▸ **Stored items**:
____

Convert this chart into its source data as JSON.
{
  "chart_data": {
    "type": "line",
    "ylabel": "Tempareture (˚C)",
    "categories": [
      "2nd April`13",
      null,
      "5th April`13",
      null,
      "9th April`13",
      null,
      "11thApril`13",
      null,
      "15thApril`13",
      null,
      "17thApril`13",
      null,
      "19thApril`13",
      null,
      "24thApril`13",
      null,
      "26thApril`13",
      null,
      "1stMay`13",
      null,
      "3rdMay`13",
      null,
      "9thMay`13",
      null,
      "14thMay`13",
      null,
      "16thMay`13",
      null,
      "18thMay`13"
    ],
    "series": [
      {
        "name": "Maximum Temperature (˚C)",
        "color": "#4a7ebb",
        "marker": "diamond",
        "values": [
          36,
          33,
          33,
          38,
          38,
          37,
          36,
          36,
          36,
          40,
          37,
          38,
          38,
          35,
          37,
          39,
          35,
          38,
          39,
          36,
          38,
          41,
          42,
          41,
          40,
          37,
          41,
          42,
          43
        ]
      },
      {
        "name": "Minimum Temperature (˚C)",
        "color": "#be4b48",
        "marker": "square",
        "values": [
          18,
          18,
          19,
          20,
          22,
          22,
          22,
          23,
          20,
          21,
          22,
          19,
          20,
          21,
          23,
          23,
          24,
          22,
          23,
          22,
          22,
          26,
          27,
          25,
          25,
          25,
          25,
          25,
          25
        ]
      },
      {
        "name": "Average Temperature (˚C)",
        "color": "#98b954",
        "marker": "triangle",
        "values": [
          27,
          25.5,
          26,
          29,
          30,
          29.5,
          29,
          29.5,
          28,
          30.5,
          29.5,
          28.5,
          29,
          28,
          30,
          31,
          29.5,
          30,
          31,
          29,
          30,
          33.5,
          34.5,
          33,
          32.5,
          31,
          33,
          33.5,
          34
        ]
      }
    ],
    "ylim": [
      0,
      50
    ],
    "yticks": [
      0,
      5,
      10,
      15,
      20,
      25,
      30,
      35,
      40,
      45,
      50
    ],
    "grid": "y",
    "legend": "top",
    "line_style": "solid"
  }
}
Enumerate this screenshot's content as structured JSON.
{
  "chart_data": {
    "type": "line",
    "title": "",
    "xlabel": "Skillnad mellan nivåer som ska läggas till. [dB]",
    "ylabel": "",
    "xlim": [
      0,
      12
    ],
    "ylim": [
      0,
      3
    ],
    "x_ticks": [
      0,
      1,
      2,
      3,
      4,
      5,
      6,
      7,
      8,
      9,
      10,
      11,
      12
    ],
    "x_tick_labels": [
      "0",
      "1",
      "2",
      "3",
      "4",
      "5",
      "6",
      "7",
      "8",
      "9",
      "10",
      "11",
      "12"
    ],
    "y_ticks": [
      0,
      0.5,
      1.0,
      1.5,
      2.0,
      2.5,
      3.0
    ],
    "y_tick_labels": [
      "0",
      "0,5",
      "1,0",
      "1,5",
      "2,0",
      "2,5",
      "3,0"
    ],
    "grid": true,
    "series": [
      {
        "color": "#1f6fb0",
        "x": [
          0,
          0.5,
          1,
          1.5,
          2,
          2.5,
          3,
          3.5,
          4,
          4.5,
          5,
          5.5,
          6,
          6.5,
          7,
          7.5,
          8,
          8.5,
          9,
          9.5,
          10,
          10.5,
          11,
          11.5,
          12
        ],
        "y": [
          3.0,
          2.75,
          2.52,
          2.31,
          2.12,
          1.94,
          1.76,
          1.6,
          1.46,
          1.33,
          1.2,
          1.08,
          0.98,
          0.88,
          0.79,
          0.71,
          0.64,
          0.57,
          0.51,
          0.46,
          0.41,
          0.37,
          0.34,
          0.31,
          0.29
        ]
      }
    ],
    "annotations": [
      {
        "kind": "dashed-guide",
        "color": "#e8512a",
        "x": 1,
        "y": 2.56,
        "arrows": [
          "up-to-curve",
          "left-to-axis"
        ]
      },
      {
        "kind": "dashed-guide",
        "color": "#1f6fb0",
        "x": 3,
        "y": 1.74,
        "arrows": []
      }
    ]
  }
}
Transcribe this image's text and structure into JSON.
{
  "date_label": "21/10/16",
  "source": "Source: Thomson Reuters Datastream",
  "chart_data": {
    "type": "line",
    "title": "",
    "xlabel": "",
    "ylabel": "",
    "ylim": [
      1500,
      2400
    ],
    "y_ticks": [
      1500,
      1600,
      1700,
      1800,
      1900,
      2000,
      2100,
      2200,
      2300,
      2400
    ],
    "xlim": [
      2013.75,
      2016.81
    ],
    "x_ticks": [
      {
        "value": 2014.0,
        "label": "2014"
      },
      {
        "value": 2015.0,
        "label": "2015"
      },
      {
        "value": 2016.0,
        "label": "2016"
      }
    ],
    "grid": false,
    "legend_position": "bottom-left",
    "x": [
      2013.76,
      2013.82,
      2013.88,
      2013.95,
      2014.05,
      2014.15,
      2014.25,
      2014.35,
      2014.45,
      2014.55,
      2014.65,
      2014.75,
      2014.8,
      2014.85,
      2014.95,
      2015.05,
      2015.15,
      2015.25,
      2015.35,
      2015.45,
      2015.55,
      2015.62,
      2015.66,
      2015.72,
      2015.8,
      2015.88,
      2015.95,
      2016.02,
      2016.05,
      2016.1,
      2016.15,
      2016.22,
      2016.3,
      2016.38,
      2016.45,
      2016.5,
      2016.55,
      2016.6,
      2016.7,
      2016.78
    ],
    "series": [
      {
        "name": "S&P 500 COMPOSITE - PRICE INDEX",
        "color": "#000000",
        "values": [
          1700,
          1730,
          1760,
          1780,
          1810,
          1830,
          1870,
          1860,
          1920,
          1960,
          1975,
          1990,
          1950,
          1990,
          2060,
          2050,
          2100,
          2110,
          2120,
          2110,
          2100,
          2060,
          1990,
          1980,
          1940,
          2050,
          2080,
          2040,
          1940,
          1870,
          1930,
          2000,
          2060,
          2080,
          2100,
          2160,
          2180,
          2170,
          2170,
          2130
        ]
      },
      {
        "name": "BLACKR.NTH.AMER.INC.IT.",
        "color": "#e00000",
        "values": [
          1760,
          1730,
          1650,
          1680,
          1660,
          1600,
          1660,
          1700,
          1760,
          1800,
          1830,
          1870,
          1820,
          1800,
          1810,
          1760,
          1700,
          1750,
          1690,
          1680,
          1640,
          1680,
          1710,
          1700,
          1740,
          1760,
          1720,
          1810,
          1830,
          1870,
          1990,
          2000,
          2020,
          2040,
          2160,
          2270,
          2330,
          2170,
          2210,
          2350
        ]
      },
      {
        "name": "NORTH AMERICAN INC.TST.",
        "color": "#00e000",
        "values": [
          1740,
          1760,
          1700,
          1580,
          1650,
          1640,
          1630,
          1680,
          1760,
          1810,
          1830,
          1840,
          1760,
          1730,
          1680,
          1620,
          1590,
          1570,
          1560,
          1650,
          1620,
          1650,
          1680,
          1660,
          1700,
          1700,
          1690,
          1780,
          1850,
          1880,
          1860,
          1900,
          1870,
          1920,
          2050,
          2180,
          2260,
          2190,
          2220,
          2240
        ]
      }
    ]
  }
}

____

▸ **The request**: Return every record above exactly as it appears.

▸ **Expected answer**:
Convert this chart into its source data as JSON.
{
  "chart_data": {
    "type": "line",
    "ylabel": "Tempareture (˚C)",
    "categories": [
      "2nd April`13",
      null,
      "5th April`13",
      null,
      "9th April`13",
      null,
      "11thApril`13",
      null,
      "15thApril`13",
      null,
      "17thApril`13",
      null,
      "19thApril`13",
      null,
      "24thApril`13",
      null,
      "26thApril`13",
      null,
      "1stMay`13",
      null,
      "3rdMay`13",
      null,
      "9thMay`13",
      null,
      "14thMay`13",
      null,
      "16thMay`13",
      null,
      "18thMay`13"
    ],
    "series": [
      {
        "name": "Maximum Temperature (˚C)",
        "color": "#4a7ebb",
        "marker": "diamond",
        "values": [
          36,
          33,
          33,
          38,
          38,
          37,
          36,
          36,
          36,
          40,
          37,
          38,
          38,
          35,
          37,
          39,
          35,
          38,
          39,
          36,
          38,
          41,
          42,
          41,
          40,
          37,
          41,
          42,
          43
        ]
      },
      {
        "name": "Minimum Temperature (˚C)",
        "color": "#be4b48",
        "marker": "square",
        "values": [
          18,
          18,
          19,
          20,
          22,
          22,
          22,
          23,
          20,
          21,
          22,
          19,
          20,
          21,
          23,
          23,
          24,
          22,
          23,
          22,
          22,
          26,
          27,
          25,
          25,
          25,
          25,
          25,
          25
        ]
      },
      {
        "name": "Average Temperature (˚C)",
        "color": "#98b954",
        "marker": "triangle",
        "values": [
          27,
          25.5,
          26,
          29,
          30,
          29.5,
          29,
          29.5,
          28,
          30.5,
          29.5,
          28.5,
          29,
          28,
          30,
          31,
          29.5,
          30,
          31,
          29,
          30,
          33.5,
          34.5,
          33,
          32.5,
          31,
          33,
          33.5,
          34
        ]
      }
    ],
    "ylim": [
      0,
      50
    ],
    "yticks": [
      0,
      5,
      10,
      15,
      20,
      25,
      30,
      35,
      40,
      45,
      50
    ],
    "grid": "y",
    "legend": "top",
    "line_style": "solid"
  }
}
Enumerate this screenshot's content as structured JSON.
{
  "chart_data": {
    "type": "line",
    "title": "",
    "xlabel": "Skillnad mellan nivåer som ska läggas till. [dB]",
    "ylabel": "",
    "xlim": [
      0,
      12
    ],
    "ylim": [
      0,
      3
    ],
    "x_ticks": [
      0,
      1,
      2,
      3,
      4,
      5,
      6,
      7,
      8,
      9,
      10,
      11,
      12
    ],
    "x_tick_labels": [
      "0",
      "1",
      "2",
      "3",
      "4",
      "5",
      "6",
      "7",
      "8",
      "9",
      "10",
      "11",
      "12"
    ],
    "y_ticks": [
      0,
      0.5,
      1.0,
      1.5,
      2.0,
      2.5,
      3.0
    ],
    "y_tick_labels": [
      "0",
      "0,5",
      "1,0",
      "1,5",
      "2,0",
      "2,5",
      "3,0"
    ],
    "grid": true,
    "series": [
      {
        "color": "#1f6fb0",
        "x": [
          0,
          0.5,
          1,
          1.5,
          2,
          2.5,
          3,
          3.5,
          4,
          4.5,
          5,
          5.5,
          6,
          6.5,
          7,
          7.5,
          8,
          8.5,
          9,
          9.5,
          10,
          10.5,
          11,
          11.5,
          12
        ],
        "y": [
          3.0,
          2.75,
          2.52,
          2.31,
          2.12,
          1.94,
          1.76,
          1.6,
          1.46,
          1.33,
          1.2,
          1.08,
          0.98,
          0.88,
          0.79,
          0.71,
          0.64,
          0.57,
          0.51,
          0.46,
          0.41,
          0.37,
          0.34,
          0.31,
          0.29
        ]
      }
    ],
    "annotations": [
      {
        "kind": "dashed-guide",
        "color": "#e8512a",
        "x": 1,
        "y": 2.56,
        "arrows": [
          "up-to-curve",
          "left-to-axis"
        ]
      },
      {
        "kind": "dashed-guide",
        "color": "#1f6fb0",
        "x": 3,
        "y": 1.74,
        "arrows": []
      }
    ]
  }
}
Transcribe this image's text and structure into JSON.
{
  "date_label": "21/10/16",
  "source": "Source: Thomson Reuters Datastream",
  "chart_data": {
    "type": "line",
    "title": "",
    "xlabel": "",
    "ylabel": "",
    "ylim": [
      1500,
      2400
    ],
    "y_ticks": [
      1500,
      1600,
      1700,
      1800,
      1900,
      2000,
      2100,
      2200,
      2300,
      2400
    ],
    "xlim": [
      2013.75,
      2016.81
    ],
    "x_ticks": [
      {
        "value": 2014.0,
        "label": "2014"
      },
      {
        "value": 2015.0,
        "label": "2015"
      },
      {
        "value": 2016.0,
        "label": "2016"
      }
    ],
    "grid": false,
    "legend_position": "bottom-left",
    "x": [
      2013.76,
      2013.82,
      2013.88,
      2013.95,
      2014.05,
      2014.15,
      2014.25,
      2014.35,
      2014.45,
      2014.55,
      2014.65,
      2014.75,
      2014.8,
      2014.85,
      2014.95,
      2015.05,
      2015.15,
      2015.25,
      2015.35,
      2015.45,
      2015.55,
      2015.62,
      2015.66,
      2015.72,
      2015.8,
      2015.88,
      2015.95,
      2016.02,
      2016.05,
      2016.1,
      2016.15,
      2016.22,
      2016.3,
      2016.38,
      2016.45,
      2016.5,
      2016.55,
      2016.6,
      2016.7,
      2016.78
    ],
    "series": [
      {
        "name": "S&P 500 COMPOSITE - PRICE INDEX",
        "color": "#000000",
        "values": [
          1700,
          1730,
          1760,
          1780,
          1810,
          1830,
          1870,
          1860,
          1920,
          1960,
          1975,
          1990,
          1950,
          1990,
          2060,
          2050,
          2100,
          2110,
          2120,
          2110,
          2100,
          2060,
          1990,
          1980,
          1940,
          2050,
          2080,
          2040,
          1940,
          1870,
          1930,
          2000,
          2060,
          2080,
          2100,
          2160,
          2180,
          2170,
          2170,
          2130
        ]
      },
      {
        "name": "BLACKR.NTH.AMER.INC.IT.",
        "color": "#e00000",
        "values": [
          1760,
          1730,
          1650,
          1680,
          1660,
          1600,
          1660,
          1700,
          1760,
          1800,
          1830,
          1870,
          1820,
          1800,
          1810,
          1760,
          1700,
          1750,
          1690,
          1680,
          1640,
          1680,
          1710,
          1700,
          1740,
          1760,
          1720,
          1810,
          1830,
          1870,
          1990,
          2000,
          2020,
          2040,
          2160,
          2270,
          2330,
          2170,
          2210,
          2350
        ]
      },
      {
        "name": "NORTH AMERICAN INC.TST.",
        "color": "#00e000",
        "values": [
          1740,
          1760,
          1700,
          1580,
          1650,
          1640,
          1630,
          1680,
          1760,
          1810,
          1830,
          1840,
          1760,
          1730,
          1680,
          1620,
          1590,
          1570,
          1560,
          1650,
          1620,
          1650,
          1680,
          1660,
          1700,
          1700,
          1690,
          1780,
          1850,
          1880,
          1860,
          1900,
          1870,
          1920,
          2050,
          2180,
          2260,
          2190,
          2220,
          2240
        ]
      }
    ]
  }
}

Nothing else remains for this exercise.